» **What this task involves**: Count how many lines hold the word "database" and give that number as the whole answer.

» **Input material**:
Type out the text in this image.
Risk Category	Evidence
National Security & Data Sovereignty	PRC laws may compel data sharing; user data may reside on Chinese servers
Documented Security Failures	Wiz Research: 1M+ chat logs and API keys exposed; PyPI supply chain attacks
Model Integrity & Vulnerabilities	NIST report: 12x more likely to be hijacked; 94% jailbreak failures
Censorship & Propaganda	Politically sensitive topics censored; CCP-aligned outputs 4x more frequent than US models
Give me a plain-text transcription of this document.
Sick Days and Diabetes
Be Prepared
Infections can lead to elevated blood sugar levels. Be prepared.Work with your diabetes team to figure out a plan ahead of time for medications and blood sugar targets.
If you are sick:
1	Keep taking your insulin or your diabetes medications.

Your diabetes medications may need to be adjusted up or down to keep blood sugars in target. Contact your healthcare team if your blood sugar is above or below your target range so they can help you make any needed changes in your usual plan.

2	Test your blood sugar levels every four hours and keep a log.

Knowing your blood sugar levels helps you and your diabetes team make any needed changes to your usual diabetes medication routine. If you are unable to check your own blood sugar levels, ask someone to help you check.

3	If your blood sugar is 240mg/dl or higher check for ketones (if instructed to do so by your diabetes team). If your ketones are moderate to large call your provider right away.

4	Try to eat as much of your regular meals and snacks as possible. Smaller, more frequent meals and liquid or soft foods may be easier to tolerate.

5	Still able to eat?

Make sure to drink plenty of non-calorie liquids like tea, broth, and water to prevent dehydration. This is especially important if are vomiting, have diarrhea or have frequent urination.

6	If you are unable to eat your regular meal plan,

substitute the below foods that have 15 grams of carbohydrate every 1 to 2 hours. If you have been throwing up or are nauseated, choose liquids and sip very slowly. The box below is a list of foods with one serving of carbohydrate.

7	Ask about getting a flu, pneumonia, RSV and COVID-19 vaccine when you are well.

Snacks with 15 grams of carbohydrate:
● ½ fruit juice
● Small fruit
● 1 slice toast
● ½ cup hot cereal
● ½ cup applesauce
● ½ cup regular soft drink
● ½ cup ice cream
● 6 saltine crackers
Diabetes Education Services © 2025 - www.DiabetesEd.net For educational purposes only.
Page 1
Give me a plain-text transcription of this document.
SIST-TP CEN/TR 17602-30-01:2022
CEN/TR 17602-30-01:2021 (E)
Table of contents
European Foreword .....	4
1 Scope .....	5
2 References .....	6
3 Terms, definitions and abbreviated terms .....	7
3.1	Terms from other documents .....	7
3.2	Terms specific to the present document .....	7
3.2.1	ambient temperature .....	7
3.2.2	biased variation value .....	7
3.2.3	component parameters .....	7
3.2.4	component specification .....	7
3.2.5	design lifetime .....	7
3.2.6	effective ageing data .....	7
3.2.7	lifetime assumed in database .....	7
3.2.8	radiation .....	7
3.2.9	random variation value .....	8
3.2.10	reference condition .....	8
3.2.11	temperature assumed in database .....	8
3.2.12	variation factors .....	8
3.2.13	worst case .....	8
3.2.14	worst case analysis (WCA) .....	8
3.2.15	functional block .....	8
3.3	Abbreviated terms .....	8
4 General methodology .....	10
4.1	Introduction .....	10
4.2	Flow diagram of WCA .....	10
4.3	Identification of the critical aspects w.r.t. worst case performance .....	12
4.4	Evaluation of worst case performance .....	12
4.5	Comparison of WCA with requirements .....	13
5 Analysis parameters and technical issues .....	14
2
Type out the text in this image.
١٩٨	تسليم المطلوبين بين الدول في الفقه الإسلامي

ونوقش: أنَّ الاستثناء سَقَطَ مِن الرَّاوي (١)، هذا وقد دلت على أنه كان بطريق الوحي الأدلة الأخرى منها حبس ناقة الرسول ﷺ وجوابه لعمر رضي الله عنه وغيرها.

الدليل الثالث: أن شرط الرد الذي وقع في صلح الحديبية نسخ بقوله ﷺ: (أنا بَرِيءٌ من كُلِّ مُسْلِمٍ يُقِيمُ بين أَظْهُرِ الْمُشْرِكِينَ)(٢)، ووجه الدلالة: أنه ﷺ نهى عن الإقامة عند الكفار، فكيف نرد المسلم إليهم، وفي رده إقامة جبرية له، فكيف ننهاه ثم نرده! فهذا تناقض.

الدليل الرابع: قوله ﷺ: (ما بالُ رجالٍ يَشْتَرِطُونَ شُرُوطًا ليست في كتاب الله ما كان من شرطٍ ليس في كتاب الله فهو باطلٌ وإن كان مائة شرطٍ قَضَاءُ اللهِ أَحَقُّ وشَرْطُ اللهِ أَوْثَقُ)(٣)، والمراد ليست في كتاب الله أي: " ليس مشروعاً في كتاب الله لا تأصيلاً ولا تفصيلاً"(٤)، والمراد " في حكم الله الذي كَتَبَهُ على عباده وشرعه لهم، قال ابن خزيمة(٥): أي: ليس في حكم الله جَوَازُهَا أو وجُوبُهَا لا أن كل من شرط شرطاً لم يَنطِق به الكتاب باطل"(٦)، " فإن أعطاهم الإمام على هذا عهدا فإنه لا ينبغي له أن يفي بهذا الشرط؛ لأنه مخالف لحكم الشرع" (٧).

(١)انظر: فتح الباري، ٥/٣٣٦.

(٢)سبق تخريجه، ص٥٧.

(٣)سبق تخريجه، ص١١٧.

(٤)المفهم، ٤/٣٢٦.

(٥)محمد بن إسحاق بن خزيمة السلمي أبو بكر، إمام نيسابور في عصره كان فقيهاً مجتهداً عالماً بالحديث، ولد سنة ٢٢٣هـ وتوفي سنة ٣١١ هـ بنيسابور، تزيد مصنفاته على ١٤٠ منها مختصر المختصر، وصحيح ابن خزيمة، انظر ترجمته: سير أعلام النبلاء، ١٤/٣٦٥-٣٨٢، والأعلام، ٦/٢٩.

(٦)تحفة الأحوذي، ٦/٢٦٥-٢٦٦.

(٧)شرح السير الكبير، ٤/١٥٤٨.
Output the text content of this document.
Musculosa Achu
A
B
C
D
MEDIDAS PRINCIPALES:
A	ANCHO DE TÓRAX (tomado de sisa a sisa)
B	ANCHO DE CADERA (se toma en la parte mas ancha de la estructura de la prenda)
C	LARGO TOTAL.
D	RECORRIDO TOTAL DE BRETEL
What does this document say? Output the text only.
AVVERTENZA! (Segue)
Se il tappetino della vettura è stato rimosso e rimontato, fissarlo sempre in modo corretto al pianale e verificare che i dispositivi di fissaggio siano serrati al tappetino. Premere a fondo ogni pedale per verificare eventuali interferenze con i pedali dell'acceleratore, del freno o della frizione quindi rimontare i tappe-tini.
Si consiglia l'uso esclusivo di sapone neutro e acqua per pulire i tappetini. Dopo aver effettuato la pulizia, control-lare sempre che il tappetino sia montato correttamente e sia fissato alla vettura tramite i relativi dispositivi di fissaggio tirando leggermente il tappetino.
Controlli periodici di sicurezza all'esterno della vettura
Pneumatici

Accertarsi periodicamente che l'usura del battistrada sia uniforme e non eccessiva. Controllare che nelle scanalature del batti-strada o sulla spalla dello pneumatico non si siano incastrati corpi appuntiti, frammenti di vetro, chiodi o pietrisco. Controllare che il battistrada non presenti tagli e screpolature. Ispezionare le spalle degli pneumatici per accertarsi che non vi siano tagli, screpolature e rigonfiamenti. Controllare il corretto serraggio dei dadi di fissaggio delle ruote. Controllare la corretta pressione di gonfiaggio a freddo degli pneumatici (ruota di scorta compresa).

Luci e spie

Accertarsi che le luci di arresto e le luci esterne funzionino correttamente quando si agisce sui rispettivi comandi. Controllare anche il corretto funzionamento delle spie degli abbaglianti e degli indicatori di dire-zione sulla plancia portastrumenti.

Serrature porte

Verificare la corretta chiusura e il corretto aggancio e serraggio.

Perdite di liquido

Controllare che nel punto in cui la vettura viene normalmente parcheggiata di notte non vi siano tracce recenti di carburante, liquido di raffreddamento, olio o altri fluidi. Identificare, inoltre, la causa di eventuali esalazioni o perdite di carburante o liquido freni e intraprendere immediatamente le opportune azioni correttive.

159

» **Task answer**: 2